Begin EXTRACTED DATA

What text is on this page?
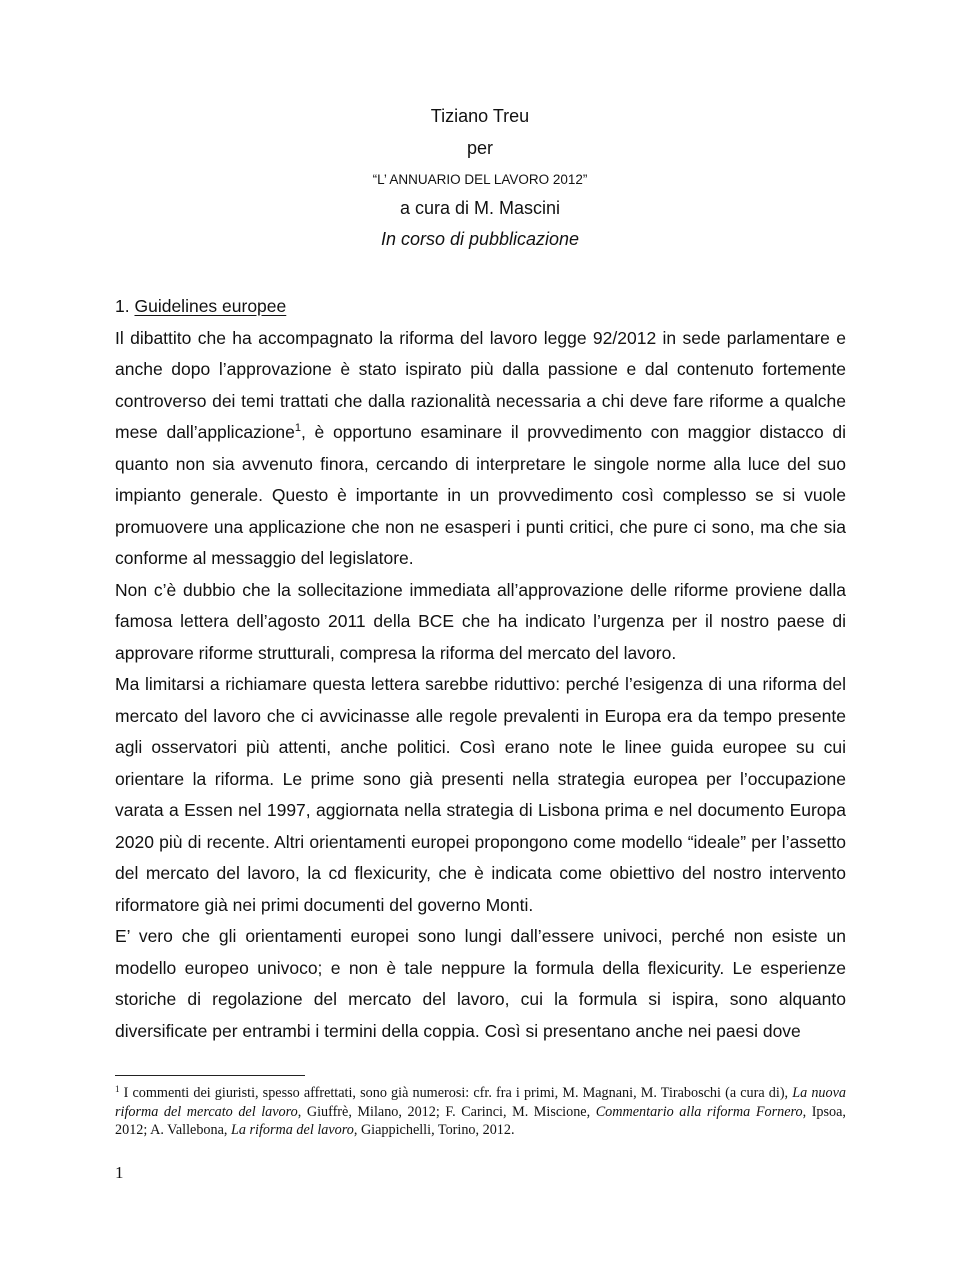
Tiziano Treu
per
“L’ ANNUARIO DEL LAVORO 2012”
a cura di M. Mascini
In corso di pubblicazione

1. Guidelines europee

Il dibattito che ha accompagnato la riforma del lavoro legge 92/2012 in sede parlamentare e anche dopo l’approvazione è stato ispirato più dalla passione e dal contenuto fortemente controverso dei temi trattati che dalla razionalità necessaria a chi deve fare riforme a qualche mese dall’applicazione$^1$, è opportuno esaminare il provvedimento con maggior distacco di quanto non sia avvenuto finora, cercando di interpretare le singole norme alla luce del suo impianto generale. Questo è importante in un provvedimento così complesso se si vuole promuovere una applicazione che non ne esasperi i punti critici, che pure ci sono, ma che sia conforme al messaggio del legislatore.

Non c’è dubbio che la sollecitazione immediata all’approvazione delle riforme proviene dalla famosa lettera dell’agosto 2011 della BCE che ha indicato l’urgenza per il nostro paese di approvare riforme strutturali, compresa la riforma del mercato del lavoro.

Ma limitarsi a richiamare questa lettera sarebbe riduttivo: perché l’esigenza di una riforma del mercato del lavoro che ci avvicinasse alle regole prevalenti in Europa era da tempo presente agli osservatori più attenti, anche politici. Così erano note le linee guida europee su cui orientare la riforma. Le prime sono già presenti nella strategia europea per l’occupazione varata a Essen nel 1997, aggiornata nella strategia di Lisbona prima e nel documento Europa 2020 più di recente. Altri orientamenti europei propongono come modello “ideale” per l’assetto del mercato del lavoro, la cd flexicurity, che è indicata come obiettivo del nostro intervento riformatore già nei primi documenti del governo Monti.

E’ vero che gli orientamenti europei sono lungi dall’essere univoci, perché non esiste un modello europeo univoco; e non è tale neppure la formula della flexicurity. Le esperienze storiche di regolazione del mercato del lavoro, cui la formula si ispira, sono alquanto diversificate per entrambi i termini della coppia. Così si presentano anche nei paesi dove

$^1$ I commenti dei giuristi, spesso affrettati, sono già numerosi: cfr. fra i primi, M. Magnani, M. Tiraboschi (a cura di), La nuova riforma del mercato del lavoro, Giuffrè, Milano, 2012; F. Carinci, M. Miscione, Commentario alla riforma Fornero, Ipsoa, 2012; A. Vallebona, La riforma del lavoro, Giappichelli, Torino, 2012.

1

End EXTRACTED DATA

*EXERCISE DESCRIPTION*. Copy the entries above faithfully and omit every image.

*FINAL RESULT*.
What text is on this page?
Tiziano Treu
per
“L’ ANNUARIO DEL LAVORO 2012”
a cura di M. Mascini
In corso di pubblicazione

1. Guidelines europee

Il dibattito che ha accompagnato la riforma del lavoro legge 92/2012 in sede parlamentare e anche dopo l’approvazione è stato ispirato più dalla passione e dal contenuto fortemente controverso dei temi trattati che dalla razionalità necessaria a chi deve fare riforme a qualche mese dall’applicazione$^1$, è opportuno esaminare il provvedimento con maggior distacco di quanto non sia avvenuto finora, cercando di interpretare le singole norme alla luce del suo impianto generale. Questo è importante in un provvedimento così complesso se si vuole promuovere una applicazione che non ne esasperi i punti critici, che pure ci sono, ma che sia conforme al messaggio del legislatore.

Non c’è dubbio che la sollecitazione immediata all’approvazione delle riforme proviene dalla famosa lettera dell’agosto 2011 della BCE che ha indicato l’urgenza per il nostro paese di approvare riforme strutturali, compresa la riforma del mercato del lavoro.

Ma limitarsi a richiamare questa lettera sarebbe riduttivo: perché l’esigenza di una riforma del mercato del lavoro che ci avvicinasse alle regole prevalenti in Europa era da tempo presente agli osservatori più attenti, anche politici. Così erano note le linee guida europee su cui orientare la riforma. Le prime sono già presenti nella strategia europea per l’occupazione varata a Essen nel 1997, aggiornata nella strategia di Lisbona prima e nel documento Europa 2020 più di recente. Altri orientamenti europei propongono come modello “ideale” per l’assetto del mercato del lavoro, la cd flexicurity, che è indicata come obiettivo del nostro intervento riformatore già nei primi documenti del governo Monti.

E’ vero che gli orientamenti europei sono lungi dall’essere univoci, perché non esiste un modello europeo univoco; e non è tale neppure la formula della flexicurity. Le esperienze storiche di regolazione del mercato del lavoro, cui la formula si ispira, sono alquanto diversificate per entrambi i termini della coppia. Così si presentano anche nei paesi dove

$^1$ I commenti dei giuristi, spesso affrettati, sono già numerosi: cfr. fra i primi, M. Magnani, M. Tiraboschi (a cura di), La nuova riforma del mercato del lavoro, Giuffrè, Milano, 2012; F. Carinci, M. Miscione, Commentario alla riforma Fornero, Ipsoa, 2012; A. Vallebona, La riforma del lavoro, Giappichelli, Torino, 2012.

1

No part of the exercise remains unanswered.